→ **What you should do**:
Arrange every line of the items below as a numbered list, skipping blank lines and leaving out the pictures.

Collection entries:
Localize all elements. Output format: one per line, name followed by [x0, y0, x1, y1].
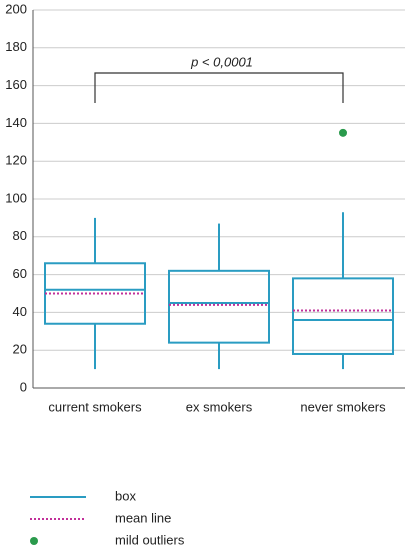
legend-label: box: [115, 488, 136, 503]
legend-label: mean line: [115, 510, 171, 525]
y-tick-label: 120: [5, 153, 27, 168]
legend-swatch: [30, 537, 38, 545]
y-tick-label: 140: [5, 115, 27, 130]
outlier: [339, 128, 347, 137]
y-tick-label: 40: [13, 304, 27, 319]
annotation: p < 0,0001: [190, 54, 253, 69]
y-tick-label: 160: [5, 77, 27, 92]
x-tick-label: never smokers: [300, 399, 386, 414]
legend-label: mild outliers: [115, 532, 185, 547]
significance-bracket: [94, 72, 344, 103]
y-tick-label: 180: [5, 39, 27, 54]
box: [168, 269, 270, 344]
y-tick-label: 60: [13, 266, 27, 281]
y-tick-label: 80: [13, 228, 27, 243]
y-tick-label: 20: [13, 342, 27, 357]
y-tick-label: 0: [20, 379, 27, 394]
y-tick-label: 100: [5, 190, 27, 205]
box: [292, 277, 394, 355]
y-tick-label: 200: [5, 1, 27, 16]
x-tick-label: ex smokers: [186, 399, 253, 414]
x-tick-label: current smokers: [48, 399, 142, 414]
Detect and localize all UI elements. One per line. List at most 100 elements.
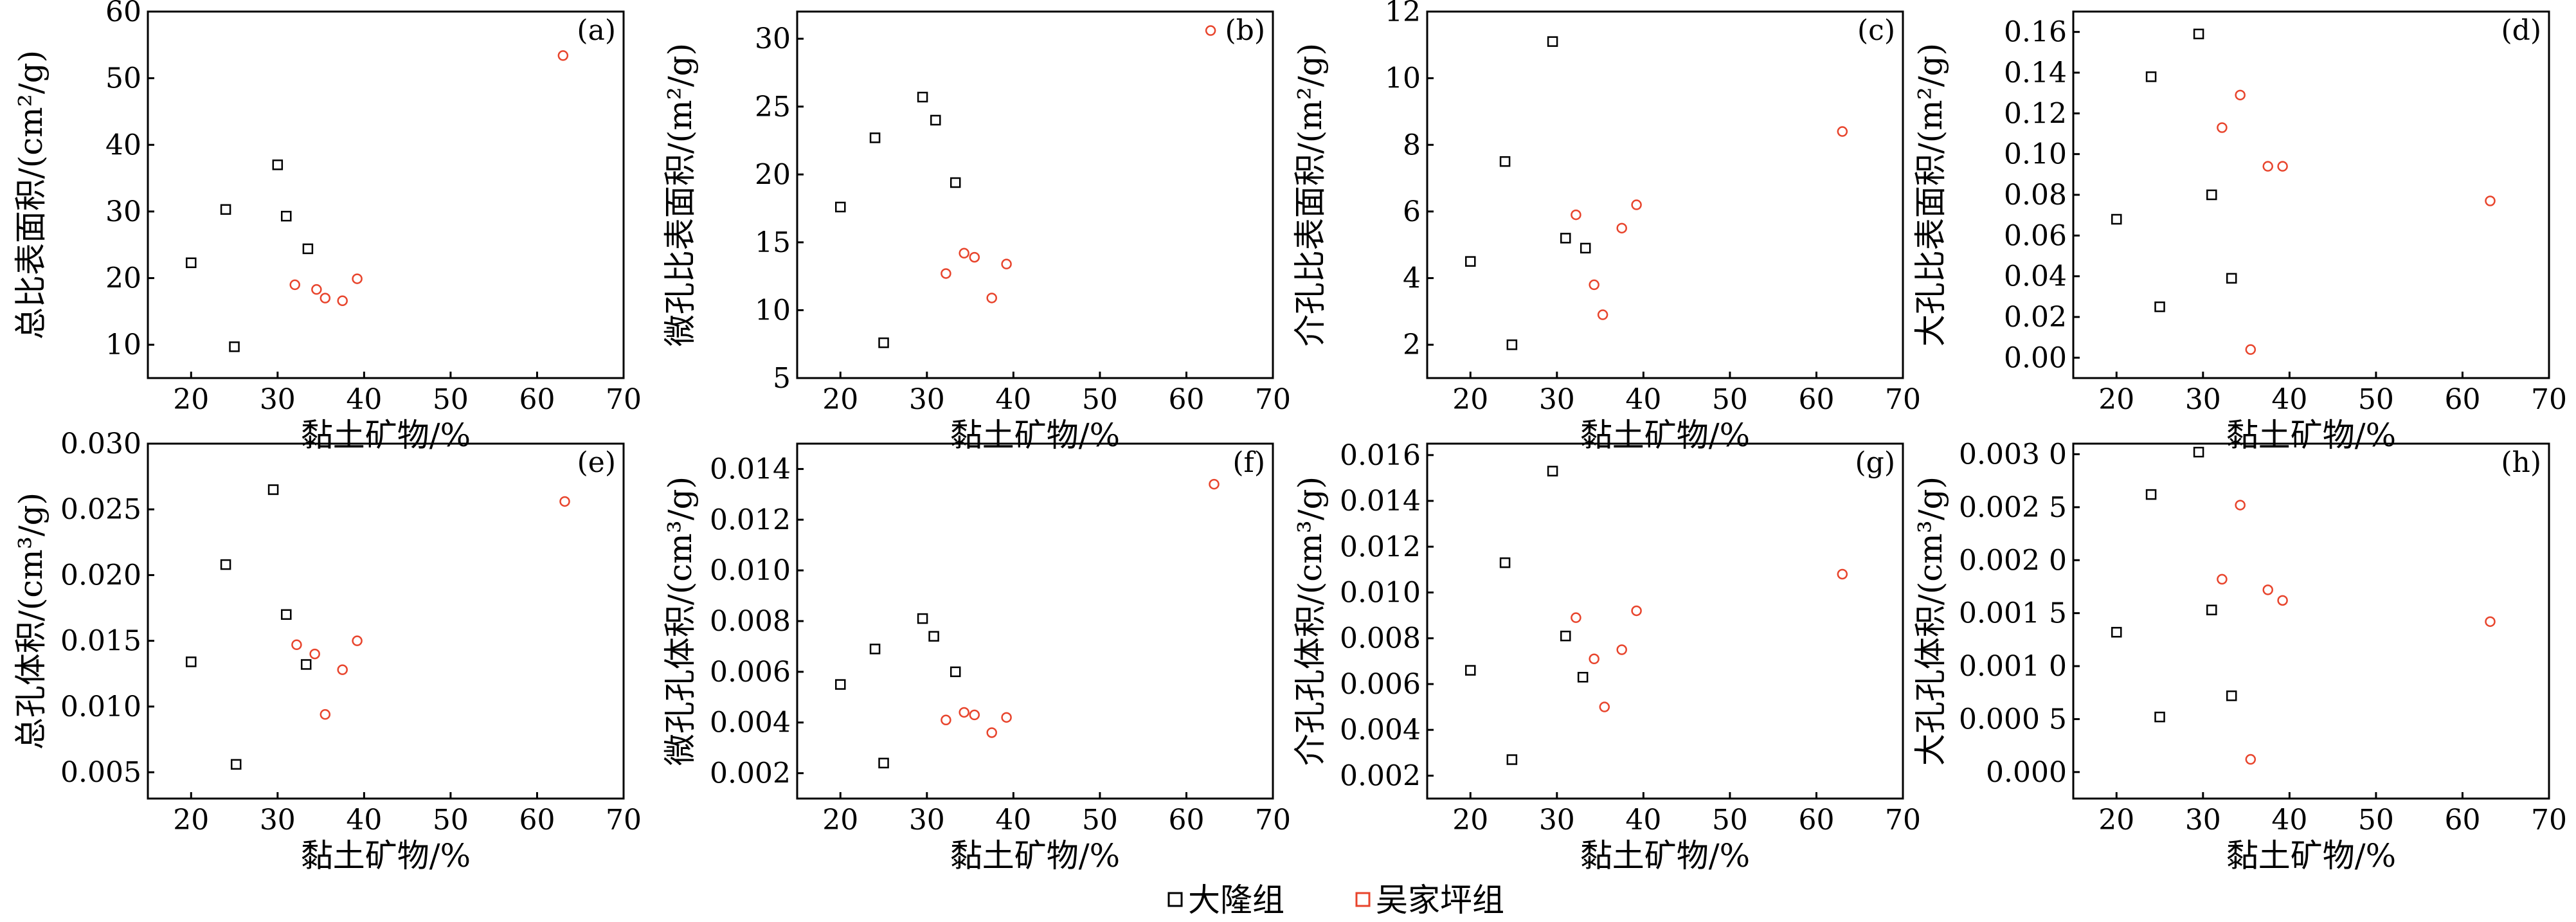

→ **Reply to the exercise**:
1. Localize all elements. Output format: one per line, name followed by [x0, y0, x1, y1].
2. legend-label: box: [115, 488, 136, 503]
3. legend-label: mean line: [115, 510, 171, 525]
4. y-tick-label: 120: [5, 153, 27, 168]
5. legend-swatch: [30, 537, 38, 545]
6. y-tick-label: 140: [5, 115, 27, 130]
7. outlier: [339, 128, 347, 137]
8. y-tick-label: 40: [13, 304, 27, 319]
9. annotation: p < 0,0001: [190, 54, 253, 69]
10. y-tick-label: 160: [5, 77, 27, 92]
11. x-tick-label: never smokers: [300, 399, 386, 414]
12. legend-label: mild outliers: [115, 532, 185, 547]
13. significance-bracket: [94, 72, 344, 103]
14. y-tick-label: 180: [5, 39, 27, 54]
15. box: [168, 269, 270, 344]
16. y-tick-label: 60: [13, 266, 27, 281]
17. y-tick-label: 80: [13, 228, 27, 243]
18. y-tick-label: 20: [13, 342, 27, 357]
19. y-tick-label: 0: [20, 379, 27, 394]
20. y-tick-label: 100: [5, 190, 27, 205]
21. box: [292, 277, 394, 355]
22. y-tick-label: 200: [5, 1, 27, 16]
23. x-tick-label: ex smokers: [186, 399, 253, 414]
24. x-tick-label: current smokers: [48, 399, 142, 414]
25. Detect and localize all UI elements. One per line. List at most 100 elements.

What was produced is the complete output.